Problem to solve: Filter these entries, keeping only lines that hold the word "ὁποίων".

Materials provided:
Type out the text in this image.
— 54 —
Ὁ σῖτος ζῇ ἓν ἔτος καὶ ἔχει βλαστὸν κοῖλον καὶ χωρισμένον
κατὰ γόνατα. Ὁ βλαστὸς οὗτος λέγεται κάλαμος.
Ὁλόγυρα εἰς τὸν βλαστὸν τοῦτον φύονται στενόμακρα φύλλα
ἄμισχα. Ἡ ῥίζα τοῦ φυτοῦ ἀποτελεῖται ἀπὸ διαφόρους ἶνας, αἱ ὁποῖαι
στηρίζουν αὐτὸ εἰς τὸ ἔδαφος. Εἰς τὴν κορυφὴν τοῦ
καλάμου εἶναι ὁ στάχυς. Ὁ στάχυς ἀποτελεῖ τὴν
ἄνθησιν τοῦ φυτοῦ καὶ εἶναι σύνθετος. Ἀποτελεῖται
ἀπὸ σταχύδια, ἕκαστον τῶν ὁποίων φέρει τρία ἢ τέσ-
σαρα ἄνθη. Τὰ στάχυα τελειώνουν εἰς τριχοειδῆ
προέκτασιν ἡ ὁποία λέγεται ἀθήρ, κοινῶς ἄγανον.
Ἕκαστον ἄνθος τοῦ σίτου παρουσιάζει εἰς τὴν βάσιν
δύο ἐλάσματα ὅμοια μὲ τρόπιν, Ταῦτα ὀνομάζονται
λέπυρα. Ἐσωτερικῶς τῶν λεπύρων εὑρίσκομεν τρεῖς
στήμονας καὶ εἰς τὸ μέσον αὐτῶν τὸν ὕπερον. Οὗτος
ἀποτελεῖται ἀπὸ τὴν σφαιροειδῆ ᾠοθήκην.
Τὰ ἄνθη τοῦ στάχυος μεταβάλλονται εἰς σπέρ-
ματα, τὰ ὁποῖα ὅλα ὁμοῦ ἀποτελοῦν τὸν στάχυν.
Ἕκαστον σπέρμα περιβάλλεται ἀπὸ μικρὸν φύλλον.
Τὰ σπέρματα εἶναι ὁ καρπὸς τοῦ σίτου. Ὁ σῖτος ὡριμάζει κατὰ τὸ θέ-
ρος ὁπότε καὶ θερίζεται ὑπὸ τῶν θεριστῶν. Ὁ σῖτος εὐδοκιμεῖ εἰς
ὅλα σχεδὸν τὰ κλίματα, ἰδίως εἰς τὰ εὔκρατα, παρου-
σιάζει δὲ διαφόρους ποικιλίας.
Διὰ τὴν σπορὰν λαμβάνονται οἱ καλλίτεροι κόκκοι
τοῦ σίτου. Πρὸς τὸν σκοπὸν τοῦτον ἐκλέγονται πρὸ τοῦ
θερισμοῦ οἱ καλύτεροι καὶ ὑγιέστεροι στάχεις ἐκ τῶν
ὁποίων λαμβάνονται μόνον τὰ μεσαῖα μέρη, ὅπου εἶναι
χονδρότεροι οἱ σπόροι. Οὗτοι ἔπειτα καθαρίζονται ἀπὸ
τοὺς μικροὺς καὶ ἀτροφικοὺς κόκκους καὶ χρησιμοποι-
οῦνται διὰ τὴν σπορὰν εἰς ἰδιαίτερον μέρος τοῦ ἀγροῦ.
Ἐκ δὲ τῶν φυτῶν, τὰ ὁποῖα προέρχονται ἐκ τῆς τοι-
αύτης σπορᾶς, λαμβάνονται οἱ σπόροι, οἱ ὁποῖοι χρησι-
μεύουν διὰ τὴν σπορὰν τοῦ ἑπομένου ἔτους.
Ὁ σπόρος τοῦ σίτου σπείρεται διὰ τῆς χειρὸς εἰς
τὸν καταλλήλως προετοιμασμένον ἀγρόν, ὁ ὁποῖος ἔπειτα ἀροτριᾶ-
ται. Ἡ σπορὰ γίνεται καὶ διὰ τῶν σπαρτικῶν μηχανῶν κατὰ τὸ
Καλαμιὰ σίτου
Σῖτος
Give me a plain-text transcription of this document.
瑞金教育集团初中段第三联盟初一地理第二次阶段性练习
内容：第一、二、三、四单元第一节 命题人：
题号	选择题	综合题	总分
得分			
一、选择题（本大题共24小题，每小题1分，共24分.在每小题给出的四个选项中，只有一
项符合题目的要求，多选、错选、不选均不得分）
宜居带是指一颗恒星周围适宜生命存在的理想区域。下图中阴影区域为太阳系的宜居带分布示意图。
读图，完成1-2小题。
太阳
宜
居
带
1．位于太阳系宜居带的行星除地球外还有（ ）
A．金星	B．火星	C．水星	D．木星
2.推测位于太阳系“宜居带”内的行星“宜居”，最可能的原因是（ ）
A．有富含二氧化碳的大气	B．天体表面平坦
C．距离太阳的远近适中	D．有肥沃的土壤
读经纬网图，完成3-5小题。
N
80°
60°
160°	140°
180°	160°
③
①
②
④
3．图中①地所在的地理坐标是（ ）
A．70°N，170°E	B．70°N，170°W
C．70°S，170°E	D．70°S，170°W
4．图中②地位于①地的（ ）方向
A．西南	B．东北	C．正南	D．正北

Complete output:
ἀπὸ σταχύδια, ἕκαστον τῶν ὁποίων φέρει τρία ἢ τέσ-
ὁποίων λαμβάνονται μόνον τὰ μεσαῖα μέρη, ὅπου εἶναι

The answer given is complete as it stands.